'''

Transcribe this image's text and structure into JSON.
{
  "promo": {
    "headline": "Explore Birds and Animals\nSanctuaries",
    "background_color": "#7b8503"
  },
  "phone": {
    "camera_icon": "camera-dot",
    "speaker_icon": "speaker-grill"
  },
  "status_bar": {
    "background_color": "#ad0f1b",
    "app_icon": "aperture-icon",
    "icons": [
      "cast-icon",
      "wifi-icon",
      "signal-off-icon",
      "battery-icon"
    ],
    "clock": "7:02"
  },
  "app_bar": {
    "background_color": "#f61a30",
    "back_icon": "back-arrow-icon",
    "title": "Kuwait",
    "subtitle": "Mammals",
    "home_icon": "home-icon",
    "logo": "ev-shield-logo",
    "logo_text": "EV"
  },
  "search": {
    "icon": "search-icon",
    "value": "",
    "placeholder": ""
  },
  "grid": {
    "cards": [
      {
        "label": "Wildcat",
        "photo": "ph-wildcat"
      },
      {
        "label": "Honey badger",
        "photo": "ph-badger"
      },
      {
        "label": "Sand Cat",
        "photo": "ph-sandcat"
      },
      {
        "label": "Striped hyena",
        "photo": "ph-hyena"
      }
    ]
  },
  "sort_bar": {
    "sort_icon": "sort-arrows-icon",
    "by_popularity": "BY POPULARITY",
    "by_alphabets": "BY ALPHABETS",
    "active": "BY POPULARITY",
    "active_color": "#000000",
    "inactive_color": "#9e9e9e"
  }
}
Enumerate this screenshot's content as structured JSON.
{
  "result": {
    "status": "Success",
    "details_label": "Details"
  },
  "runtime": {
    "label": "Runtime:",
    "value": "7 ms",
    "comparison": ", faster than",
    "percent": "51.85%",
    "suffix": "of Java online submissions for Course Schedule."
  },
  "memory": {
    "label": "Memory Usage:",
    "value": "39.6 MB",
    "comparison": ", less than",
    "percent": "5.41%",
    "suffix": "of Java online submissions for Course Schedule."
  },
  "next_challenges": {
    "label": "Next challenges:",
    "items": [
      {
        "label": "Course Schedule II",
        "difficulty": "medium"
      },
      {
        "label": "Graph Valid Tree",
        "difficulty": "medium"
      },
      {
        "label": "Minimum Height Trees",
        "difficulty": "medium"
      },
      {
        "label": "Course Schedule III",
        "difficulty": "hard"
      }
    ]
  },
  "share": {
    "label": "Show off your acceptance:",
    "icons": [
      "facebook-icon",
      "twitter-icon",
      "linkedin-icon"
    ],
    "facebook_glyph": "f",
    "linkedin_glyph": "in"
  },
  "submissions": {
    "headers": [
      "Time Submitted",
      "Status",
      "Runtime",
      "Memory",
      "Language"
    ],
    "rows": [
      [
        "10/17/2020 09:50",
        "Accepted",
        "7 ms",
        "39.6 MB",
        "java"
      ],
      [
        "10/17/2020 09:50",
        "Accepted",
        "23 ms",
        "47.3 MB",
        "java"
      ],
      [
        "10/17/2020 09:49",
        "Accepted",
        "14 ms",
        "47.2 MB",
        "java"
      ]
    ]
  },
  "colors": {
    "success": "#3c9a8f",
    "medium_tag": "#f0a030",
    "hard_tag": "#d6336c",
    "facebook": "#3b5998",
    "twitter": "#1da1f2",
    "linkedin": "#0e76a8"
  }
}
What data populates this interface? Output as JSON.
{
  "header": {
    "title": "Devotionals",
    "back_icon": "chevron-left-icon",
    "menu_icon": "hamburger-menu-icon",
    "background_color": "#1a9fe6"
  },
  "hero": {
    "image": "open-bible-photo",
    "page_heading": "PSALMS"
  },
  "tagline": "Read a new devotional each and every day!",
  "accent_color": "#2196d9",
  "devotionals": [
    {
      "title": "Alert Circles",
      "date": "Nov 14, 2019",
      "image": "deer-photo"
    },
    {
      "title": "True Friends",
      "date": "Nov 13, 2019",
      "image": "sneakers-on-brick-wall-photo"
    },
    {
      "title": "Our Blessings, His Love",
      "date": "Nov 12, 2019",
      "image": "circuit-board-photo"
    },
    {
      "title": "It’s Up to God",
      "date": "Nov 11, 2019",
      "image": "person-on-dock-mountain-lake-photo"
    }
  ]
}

'''
'''

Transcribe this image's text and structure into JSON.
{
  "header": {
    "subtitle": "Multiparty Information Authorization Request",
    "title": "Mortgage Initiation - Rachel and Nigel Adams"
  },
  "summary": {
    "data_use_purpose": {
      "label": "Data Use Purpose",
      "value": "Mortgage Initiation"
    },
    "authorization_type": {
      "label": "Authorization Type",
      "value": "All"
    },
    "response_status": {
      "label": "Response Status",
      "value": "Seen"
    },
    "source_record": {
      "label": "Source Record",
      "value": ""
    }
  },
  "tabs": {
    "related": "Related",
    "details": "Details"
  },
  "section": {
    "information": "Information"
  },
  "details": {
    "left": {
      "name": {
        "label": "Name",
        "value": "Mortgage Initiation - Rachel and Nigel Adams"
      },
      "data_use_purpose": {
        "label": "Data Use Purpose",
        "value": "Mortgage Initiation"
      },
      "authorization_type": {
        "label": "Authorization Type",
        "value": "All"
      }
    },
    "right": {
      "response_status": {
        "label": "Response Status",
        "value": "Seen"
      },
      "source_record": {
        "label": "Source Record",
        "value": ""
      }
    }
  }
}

'''

▸ **WRITTEN PROBLEM**: Single out each line of the records above with the string "Course" in it, and copy it.

▸ **ANSWER TO THIS EXERCISE**:
    "suffix": "of Java online submissions for Course Schedule."
    "suffix": "of Java online submissions for Course Schedule."
        "label": "Course Schedule II",
        "label": "Course Schedule III",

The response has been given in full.